## DATA FOR THIS TASK:
────────────────────
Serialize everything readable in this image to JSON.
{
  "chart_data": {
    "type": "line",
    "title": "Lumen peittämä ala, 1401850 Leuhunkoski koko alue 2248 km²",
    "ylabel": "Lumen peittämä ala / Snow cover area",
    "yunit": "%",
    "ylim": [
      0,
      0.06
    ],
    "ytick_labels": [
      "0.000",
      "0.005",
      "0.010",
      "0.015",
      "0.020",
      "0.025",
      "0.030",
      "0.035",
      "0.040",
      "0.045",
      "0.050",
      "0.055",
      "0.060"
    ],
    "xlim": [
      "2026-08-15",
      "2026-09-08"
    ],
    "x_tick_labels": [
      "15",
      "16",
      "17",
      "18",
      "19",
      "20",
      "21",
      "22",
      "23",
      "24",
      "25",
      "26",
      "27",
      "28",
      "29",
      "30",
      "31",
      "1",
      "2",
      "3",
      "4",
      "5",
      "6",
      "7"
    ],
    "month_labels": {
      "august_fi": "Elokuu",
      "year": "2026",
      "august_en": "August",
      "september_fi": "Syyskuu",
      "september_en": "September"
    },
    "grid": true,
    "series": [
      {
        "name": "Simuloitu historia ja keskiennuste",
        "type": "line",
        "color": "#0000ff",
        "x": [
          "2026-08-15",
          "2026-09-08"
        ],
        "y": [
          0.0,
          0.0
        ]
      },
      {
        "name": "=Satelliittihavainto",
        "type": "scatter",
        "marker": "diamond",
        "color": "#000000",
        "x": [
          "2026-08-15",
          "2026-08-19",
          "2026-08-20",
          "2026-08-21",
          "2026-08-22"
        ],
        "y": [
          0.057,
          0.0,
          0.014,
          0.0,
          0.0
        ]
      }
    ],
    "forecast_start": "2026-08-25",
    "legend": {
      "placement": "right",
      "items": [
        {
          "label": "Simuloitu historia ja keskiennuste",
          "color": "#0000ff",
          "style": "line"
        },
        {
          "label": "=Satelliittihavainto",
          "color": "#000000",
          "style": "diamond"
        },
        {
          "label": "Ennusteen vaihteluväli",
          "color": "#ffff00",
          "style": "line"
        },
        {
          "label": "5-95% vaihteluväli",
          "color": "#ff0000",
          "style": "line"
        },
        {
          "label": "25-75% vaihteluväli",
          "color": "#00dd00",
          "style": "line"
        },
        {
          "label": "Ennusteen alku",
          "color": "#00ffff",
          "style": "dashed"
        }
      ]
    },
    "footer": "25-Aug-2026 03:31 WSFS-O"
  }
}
────────────────────
## EXERCISE REQUIREMENTS:
Please output the complete data exactly.

## TASK RESULT:
Serialize everything readable in this image to JSON.
{
  "chart_data": {
    "type": "line",
    "title": "Lumen peittämä ala, 1401850 Leuhunkoski koko alue 2248 km²",
    "ylabel": "Lumen peittämä ala / Snow cover area",
    "yunit": "%",
    "ylim": [
      0,
      0.06
    ],
    "ytick_labels": [
      "0.000",
      "0.005",
      "0.010",
      "0.015",
      "0.020",
      "0.025",
      "0.030",
      "0.035",
      "0.040",
      "0.045",
      "0.050",
      "0.055",
      "0.060"
    ],
    "xlim": [
      "2026-08-15",
      "2026-09-08"
    ],
    "x_tick_labels": [
      "15",
      "16",
      "17",
      "18",
      "19",
      "20",
      "21",
      "22",
      "23",
      "24",
      "25",
      "26",
      "27",
      "28",
      "29",
      "30",
      "31",
      "1",
      "2",
      "3",
      "4",
      "5",
      "6",
      "7"
    ],
    "month_labels": {
      "august_fi": "Elokuu",
      "year": "2026",
      "august_en": "August",
      "september_fi": "Syyskuu",
      "september_en": "September"
    },
    "grid": true,
    "series": [
      {
        "name": "Simuloitu historia ja keskiennuste",
        "type": "line",
        "color": "#0000ff",
        "x": [
          "2026-08-15",
          "2026-09-08"
        ],
        "y": [
          0.0,
          0.0
        ]
      },
      {
        "name": "=Satelliittihavainto",
        "type": "scatter",
        "marker": "diamond",
        "color": "#000000",
        "x": [
          "2026-08-15",
          "2026-08-19",
          "2026-08-20",
          "2026-08-21",
          "2026-08-22"
        ],
        "y": [
          0.057,
          0.0,
          0.014,
          0.0,
          0.0
        ]
      }
    ],
    "forecast_start": "2026-08-25",
    "legend": {
      "placement": "right",
      "items": [
        {
          "label": "Simuloitu historia ja keskiennuste",
          "color": "#0000ff",
          "style": "line"
        },
        {
          "label": "=Satelliittihavainto",
          "color": "#000000",
          "style": "diamond"
        },
        {
          "label": "Ennusteen vaihteluväli",
          "color": "#ffff00",
          "style": "line"
        },
        {
          "label": "5-95% vaihteluväli",
          "color": "#ff0000",
          "style": "line"
        },
        {
          "label": "25-75% vaihteluväli",
          "color": "#00dd00",
          "style": "line"
        },
        {
          "label": "Ennusteen alku",
          "color": "#00ffff",
          "style": "dashed"
        }
      ]
    },
    "footer": "25-Aug-2026 03:31 WSFS-O"
  }
}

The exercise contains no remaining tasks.